─── Extracted entries

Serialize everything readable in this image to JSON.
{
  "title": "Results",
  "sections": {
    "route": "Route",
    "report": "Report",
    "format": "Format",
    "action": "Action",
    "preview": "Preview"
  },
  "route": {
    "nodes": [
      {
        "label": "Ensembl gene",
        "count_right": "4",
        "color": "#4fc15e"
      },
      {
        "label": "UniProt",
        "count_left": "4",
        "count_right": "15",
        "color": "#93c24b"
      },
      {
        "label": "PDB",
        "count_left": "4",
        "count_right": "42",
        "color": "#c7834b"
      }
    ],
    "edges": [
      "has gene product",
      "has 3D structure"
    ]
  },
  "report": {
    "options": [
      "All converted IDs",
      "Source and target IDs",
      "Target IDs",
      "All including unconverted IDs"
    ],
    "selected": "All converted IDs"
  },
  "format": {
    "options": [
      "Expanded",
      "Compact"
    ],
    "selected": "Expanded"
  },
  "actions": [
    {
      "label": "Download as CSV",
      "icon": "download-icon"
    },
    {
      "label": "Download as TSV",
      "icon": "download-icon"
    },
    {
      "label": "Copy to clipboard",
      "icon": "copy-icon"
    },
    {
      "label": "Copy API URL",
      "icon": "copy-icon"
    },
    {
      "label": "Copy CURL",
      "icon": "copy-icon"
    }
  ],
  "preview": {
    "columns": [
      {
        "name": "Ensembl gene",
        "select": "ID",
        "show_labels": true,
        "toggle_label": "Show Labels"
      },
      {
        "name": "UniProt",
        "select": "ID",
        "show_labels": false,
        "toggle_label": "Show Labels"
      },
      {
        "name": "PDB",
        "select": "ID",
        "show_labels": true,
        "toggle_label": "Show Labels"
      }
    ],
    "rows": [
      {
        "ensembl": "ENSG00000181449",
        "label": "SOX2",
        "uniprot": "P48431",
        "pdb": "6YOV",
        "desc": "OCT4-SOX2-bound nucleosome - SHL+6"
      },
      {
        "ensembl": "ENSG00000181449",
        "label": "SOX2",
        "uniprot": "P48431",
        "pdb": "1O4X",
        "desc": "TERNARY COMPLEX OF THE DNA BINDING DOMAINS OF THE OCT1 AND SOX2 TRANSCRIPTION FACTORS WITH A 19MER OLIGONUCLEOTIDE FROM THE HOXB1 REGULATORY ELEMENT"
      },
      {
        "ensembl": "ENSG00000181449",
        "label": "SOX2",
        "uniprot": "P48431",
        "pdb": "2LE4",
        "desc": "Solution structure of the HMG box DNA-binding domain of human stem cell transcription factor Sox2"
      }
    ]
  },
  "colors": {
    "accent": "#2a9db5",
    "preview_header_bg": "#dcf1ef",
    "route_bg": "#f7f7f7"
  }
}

──────

Your task » In full and without alteration, retype the entries above.

Task output »
Serialize everything readable in this image to JSON.
{
  "title": "Results",
  "sections": {
    "route": "Route",
    "report": "Report",
    "format": "Format",
    "action": "Action",
    "preview": "Preview"
  },
  "route": {
    "nodes": [
      {
        "label": "Ensembl gene",
        "count_right": "4",
        "color": "#4fc15e"
      },
      {
        "label": "UniProt",
        "count_left": "4",
        "count_right": "15",
        "color": "#93c24b"
      },
      {
        "label": "PDB",
        "count_left": "4",
        "count_right": "42",
        "color": "#c7834b"
      }
    ],
    "edges": [
      "has gene product",
      "has 3D structure"
    ]
  },
  "report": {
    "options": [
      "All converted IDs",
      "Source and target IDs",
      "Target IDs",
      "All including unconverted IDs"
    ],
    "selected": "All converted IDs"
  },
  "format": {
    "options": [
      "Expanded",
      "Compact"
    ],
    "selected": "Expanded"
  },
  "actions": [
    {
      "label": "Download as CSV",
      "icon": "download-icon"
    },
    {
      "label": "Download as TSV",
      "icon": "download-icon"
    },
    {
      "label": "Copy to clipboard",
      "icon": "copy-icon"
    },
    {
      "label": "Copy API URL",
      "icon": "copy-icon"
    },
    {
      "label": "Copy CURL",
      "icon": "copy-icon"
    }
  ],
  "preview": {
    "columns": [
      {
        "name": "Ensembl gene",
        "select": "ID",
        "show_labels": true,
        "toggle_label": "Show Labels"
      },
      {
        "name": "UniProt",
        "select": "ID",
        "show_labels": false,
        "toggle_label": "Show Labels"
      },
      {
        "name": "PDB",
        "select": "ID",
        "show_labels": true,
        "toggle_label": "Show Labels"
      }
    ],
    "rows": [
      {
        "ensembl": "ENSG00000181449",
        "label": "SOX2",
        "uniprot": "P48431",
        "pdb": "6YOV",
        "desc": "OCT4-SOX2-bound nucleosome - SHL+6"
      },
      {
        "ensembl": "ENSG00000181449",
        "label": "SOX2",
        "uniprot": "P48431",
        "pdb": "1O4X",
        "desc": "TERNARY COMPLEX OF THE DNA BINDING DOMAINS OF THE OCT1 AND SOX2 TRANSCRIPTION FACTORS WITH A 19MER OLIGONUCLEOTIDE FROM THE HOXB1 REGULATORY ELEMENT"
      },
      {
        "ensembl": "ENSG00000181449",
        "label": "SOX2",
        "uniprot": "P48431",
        "pdb": "2LE4",
        "desc": "Solution structure of the HMG box DNA-binding domain of human stem cell transcription factor Sox2"
      }
    ]
  },
  "colors": {
    "accent": "#2a9db5",
    "preview_header_bg": "#dcf1ef",
    "route_bg": "#f7f7f7"
  }
}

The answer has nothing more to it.